**What you should do:**
Every line holding the string "Variación" should be gathered.

**Input:**

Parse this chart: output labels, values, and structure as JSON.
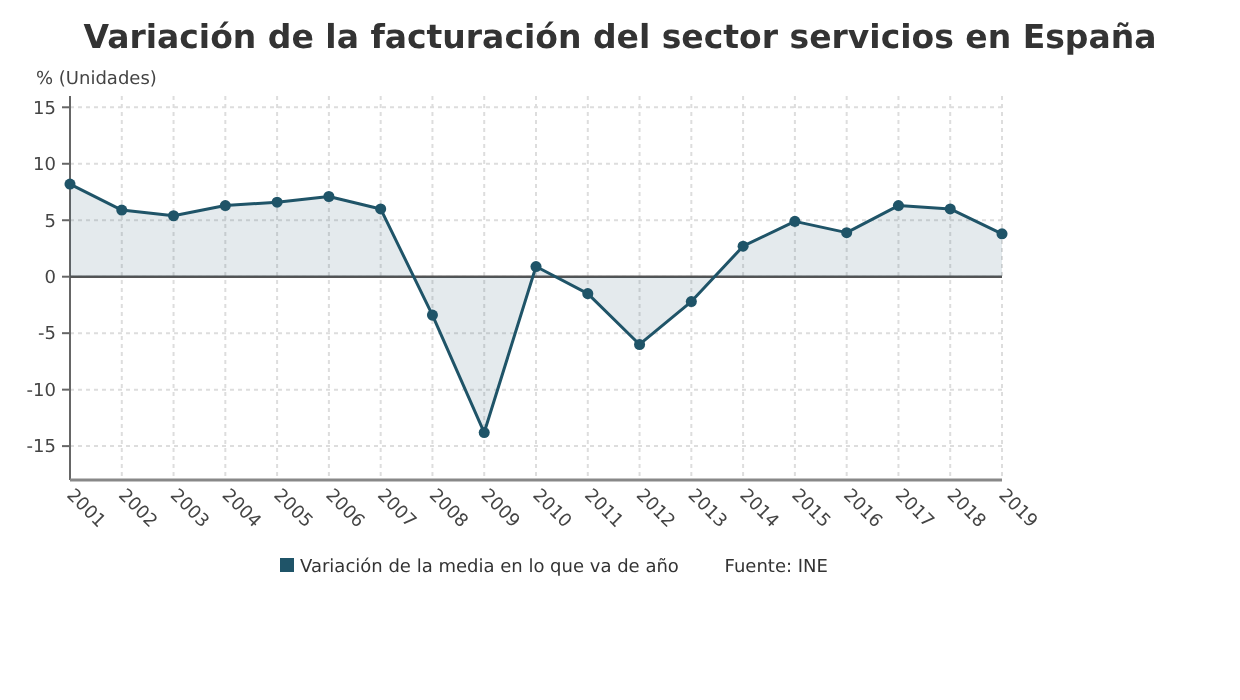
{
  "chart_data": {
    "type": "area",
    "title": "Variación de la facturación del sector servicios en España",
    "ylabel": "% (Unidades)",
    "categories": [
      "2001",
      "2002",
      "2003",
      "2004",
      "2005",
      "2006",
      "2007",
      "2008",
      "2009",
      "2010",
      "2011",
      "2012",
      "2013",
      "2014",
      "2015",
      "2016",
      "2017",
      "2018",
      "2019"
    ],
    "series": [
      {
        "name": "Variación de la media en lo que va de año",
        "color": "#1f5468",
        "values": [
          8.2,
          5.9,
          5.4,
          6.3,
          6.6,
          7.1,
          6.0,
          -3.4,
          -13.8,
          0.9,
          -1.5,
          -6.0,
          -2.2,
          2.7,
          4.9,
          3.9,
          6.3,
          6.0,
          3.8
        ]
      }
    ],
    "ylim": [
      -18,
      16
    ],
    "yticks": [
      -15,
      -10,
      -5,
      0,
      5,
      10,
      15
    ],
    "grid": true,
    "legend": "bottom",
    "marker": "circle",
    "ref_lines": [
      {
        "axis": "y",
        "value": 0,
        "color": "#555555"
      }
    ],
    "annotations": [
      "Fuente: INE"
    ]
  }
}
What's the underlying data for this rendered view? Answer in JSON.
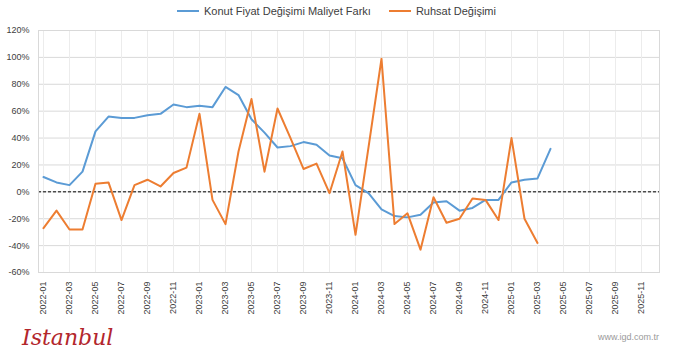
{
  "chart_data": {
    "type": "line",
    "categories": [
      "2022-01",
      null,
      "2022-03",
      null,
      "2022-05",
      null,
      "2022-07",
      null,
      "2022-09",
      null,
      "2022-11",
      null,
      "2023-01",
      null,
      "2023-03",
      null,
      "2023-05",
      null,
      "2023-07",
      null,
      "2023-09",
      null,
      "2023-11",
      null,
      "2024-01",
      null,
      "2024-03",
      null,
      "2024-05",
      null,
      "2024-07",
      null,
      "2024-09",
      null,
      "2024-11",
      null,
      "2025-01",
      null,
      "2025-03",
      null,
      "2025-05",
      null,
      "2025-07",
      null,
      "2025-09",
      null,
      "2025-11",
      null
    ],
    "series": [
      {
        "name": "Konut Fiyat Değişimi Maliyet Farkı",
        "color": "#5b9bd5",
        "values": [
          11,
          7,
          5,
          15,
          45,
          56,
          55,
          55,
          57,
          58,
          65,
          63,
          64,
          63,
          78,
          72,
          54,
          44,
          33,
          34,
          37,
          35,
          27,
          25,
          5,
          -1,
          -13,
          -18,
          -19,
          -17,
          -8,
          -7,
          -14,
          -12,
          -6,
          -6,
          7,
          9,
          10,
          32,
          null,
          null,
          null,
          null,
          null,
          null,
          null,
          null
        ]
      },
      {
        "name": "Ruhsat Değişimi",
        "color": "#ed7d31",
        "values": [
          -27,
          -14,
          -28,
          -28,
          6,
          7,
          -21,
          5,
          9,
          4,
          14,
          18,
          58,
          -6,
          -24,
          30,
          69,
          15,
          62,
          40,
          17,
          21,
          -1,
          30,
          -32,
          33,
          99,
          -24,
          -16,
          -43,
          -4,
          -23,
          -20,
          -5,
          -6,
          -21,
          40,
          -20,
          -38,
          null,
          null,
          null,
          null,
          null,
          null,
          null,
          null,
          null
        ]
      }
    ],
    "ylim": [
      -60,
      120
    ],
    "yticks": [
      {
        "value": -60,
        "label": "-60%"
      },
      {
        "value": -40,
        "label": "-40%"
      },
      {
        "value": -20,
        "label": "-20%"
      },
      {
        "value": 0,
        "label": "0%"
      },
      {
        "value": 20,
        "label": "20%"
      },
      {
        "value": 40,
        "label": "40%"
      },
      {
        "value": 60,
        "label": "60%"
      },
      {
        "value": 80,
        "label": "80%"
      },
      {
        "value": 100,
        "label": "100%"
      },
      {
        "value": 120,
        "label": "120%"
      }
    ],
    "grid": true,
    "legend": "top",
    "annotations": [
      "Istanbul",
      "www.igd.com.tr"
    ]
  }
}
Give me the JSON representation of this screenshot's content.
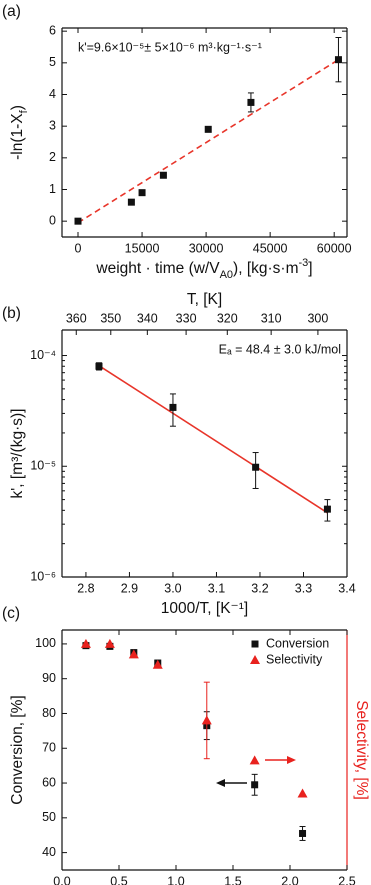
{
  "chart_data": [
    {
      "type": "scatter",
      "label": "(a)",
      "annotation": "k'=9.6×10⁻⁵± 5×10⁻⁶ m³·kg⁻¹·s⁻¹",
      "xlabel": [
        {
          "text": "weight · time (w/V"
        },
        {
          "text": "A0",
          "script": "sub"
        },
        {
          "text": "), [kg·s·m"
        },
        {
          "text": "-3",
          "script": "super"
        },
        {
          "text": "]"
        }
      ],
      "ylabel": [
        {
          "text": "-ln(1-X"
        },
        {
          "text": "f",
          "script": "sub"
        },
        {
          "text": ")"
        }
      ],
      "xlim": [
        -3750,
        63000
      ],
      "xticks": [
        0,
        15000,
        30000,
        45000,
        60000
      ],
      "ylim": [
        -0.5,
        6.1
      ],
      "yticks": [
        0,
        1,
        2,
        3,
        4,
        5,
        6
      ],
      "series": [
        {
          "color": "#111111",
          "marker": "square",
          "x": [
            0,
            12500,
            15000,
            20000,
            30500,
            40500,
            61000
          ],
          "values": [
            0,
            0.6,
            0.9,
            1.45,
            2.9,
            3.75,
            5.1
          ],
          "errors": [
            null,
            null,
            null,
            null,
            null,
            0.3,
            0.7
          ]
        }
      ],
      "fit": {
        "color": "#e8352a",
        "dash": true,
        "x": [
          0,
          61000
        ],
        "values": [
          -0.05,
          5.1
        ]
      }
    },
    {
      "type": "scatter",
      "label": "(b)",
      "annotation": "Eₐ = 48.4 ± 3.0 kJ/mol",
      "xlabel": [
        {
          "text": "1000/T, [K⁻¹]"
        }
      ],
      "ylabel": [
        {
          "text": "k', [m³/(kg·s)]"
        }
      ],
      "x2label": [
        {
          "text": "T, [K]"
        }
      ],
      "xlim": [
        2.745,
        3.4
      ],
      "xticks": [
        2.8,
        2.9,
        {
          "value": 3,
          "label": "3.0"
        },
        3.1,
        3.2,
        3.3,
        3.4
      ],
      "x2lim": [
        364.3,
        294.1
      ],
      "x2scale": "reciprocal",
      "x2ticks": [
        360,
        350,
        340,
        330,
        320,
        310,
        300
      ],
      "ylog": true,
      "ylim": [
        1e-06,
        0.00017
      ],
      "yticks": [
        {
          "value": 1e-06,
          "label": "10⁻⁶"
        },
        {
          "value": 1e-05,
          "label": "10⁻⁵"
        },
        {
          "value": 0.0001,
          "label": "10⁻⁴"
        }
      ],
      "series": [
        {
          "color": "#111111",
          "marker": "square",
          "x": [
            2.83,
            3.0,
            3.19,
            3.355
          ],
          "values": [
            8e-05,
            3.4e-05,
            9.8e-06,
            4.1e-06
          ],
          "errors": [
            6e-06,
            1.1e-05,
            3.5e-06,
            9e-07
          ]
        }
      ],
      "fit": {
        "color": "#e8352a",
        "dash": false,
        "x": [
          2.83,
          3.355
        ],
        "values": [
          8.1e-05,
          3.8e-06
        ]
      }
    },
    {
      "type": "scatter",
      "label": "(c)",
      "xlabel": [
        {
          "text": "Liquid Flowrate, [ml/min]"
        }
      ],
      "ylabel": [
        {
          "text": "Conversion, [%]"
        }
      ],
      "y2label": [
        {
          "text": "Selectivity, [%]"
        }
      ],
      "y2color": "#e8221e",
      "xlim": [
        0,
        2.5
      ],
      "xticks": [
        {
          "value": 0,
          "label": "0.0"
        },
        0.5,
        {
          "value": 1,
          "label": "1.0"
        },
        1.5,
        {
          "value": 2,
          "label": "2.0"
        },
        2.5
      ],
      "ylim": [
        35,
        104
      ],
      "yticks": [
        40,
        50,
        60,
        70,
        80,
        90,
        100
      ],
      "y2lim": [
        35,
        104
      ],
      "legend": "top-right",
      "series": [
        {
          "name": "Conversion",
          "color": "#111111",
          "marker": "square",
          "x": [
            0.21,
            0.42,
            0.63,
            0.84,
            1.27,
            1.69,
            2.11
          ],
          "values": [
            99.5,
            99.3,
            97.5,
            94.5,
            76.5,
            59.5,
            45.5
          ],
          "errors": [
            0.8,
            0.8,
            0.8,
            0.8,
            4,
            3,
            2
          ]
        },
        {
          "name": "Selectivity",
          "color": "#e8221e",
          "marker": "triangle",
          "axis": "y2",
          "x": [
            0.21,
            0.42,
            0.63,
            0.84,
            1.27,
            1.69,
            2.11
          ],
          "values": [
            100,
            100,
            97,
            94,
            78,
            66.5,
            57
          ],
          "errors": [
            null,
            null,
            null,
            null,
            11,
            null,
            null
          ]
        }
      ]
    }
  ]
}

**Response to this task:**
    "title": "Variación de la facturación del sector servicios en España",
        "name": "Variación de la media en lo que va de año",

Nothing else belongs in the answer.